Exercise description =
Write the material out again in full, word for word. Do not include the pictures.

───── Records supplied ─────

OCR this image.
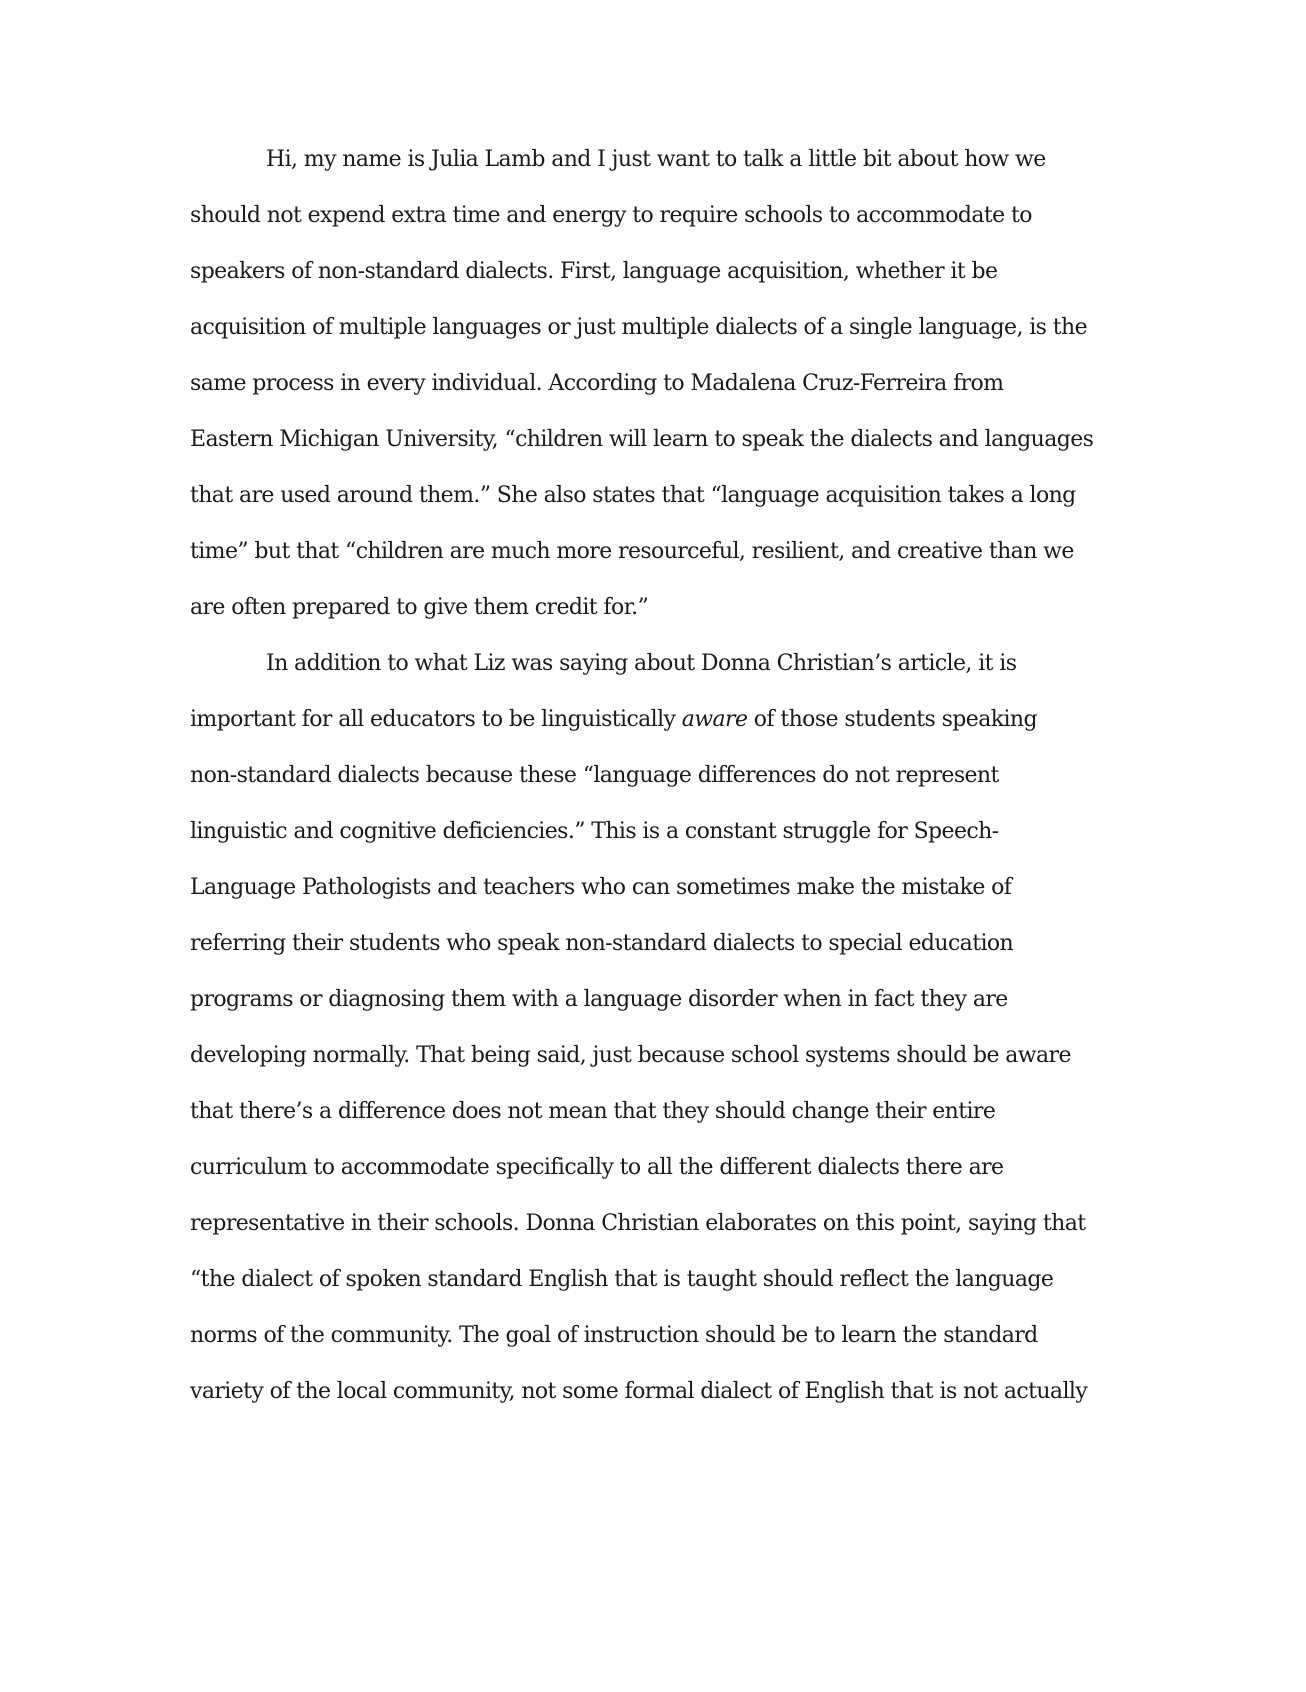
Hi, my name is Julia Lamb and I just want to talk a little bit about how we
should not expend extra time and energy to require schools to accommodate to
speakers of non-standard dialects. First, language acquisition, whether it be
acquisition of multiple languages or just multiple dialects of a single language, is the
same process in every individual. According to Madalena Cruz-Ferreira from
Eastern Michigan University, “children will learn to speak the dialects and languages
that are used around them.” She also states that “language acquisition takes a long
time” but that “children are much more resourceful, resilient, and creative than we
are often prepared to give them credit for.”
In addition to what Liz was saying about Donna Christian’s article, it is
important for all educators to be linguistically aware of those students speaking
non-standard dialects because these “language differences do not represent
linguistic and cognitive deficiencies.” This is a constant struggle for Speech-
Language Pathologists and teachers who can sometimes make the mistake of
referring their students who speak non-standard dialects to special education
programs or diagnosing them with a language disorder when in fact they are
developing normally. That being said, just because school systems should be aware
that there’s a difference does not mean that they should change their entire
curriculum to accommodate specifically to all the different dialects there are
representative in their schools. Donna Christian elaborates on this point, saying that
“the dialect of spoken standard English that is taught should reflect the language
norms of the community. The goal of instruction should be to learn the standard
variety of the local community, not some formal dialect of English that is not actually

─────

Result of the task =
OCR this image.
Hi, my name is Julia Lamb and I just want to talk a little bit about how we
should not expend extra time and energy to require schools to accommodate to
speakers of non-standard dialects. First, language acquisition, whether it be
acquisition of multiple languages or just multiple dialects of a single language, is the
same process in every individual. According to Madalena Cruz-Ferreira from
Eastern Michigan University, “children will learn to speak the dialects and languages
that are used around them.” She also states that “language acquisition takes a long
time” but that “children are much more resourceful, resilient, and creative than we
are often prepared to give them credit for.”
In addition to what Liz was saying about Donna Christian’s article, it is
important for all educators to be linguistically aware of those students speaking
non-standard dialects because these “language differences do not represent
linguistic and cognitive deficiencies.” This is a constant struggle for Speech-
Language Pathologists and teachers who can sometimes make the mistake of
referring their students who speak non-standard dialects to special education
programs or diagnosing them with a language disorder when in fact they are
developing normally. That being said, just because school systems should be aware
that there’s a difference does not mean that they should change their entire
curriculum to accommodate specifically to all the different dialects there are
representative in their schools. Donna Christian elaborates on this point, saying that
“the dialect of spoken standard English that is taught should reflect the language
norms of the community. The goal of instruction should be to learn the standard
variety of the local community, not some formal dialect of English that is not actually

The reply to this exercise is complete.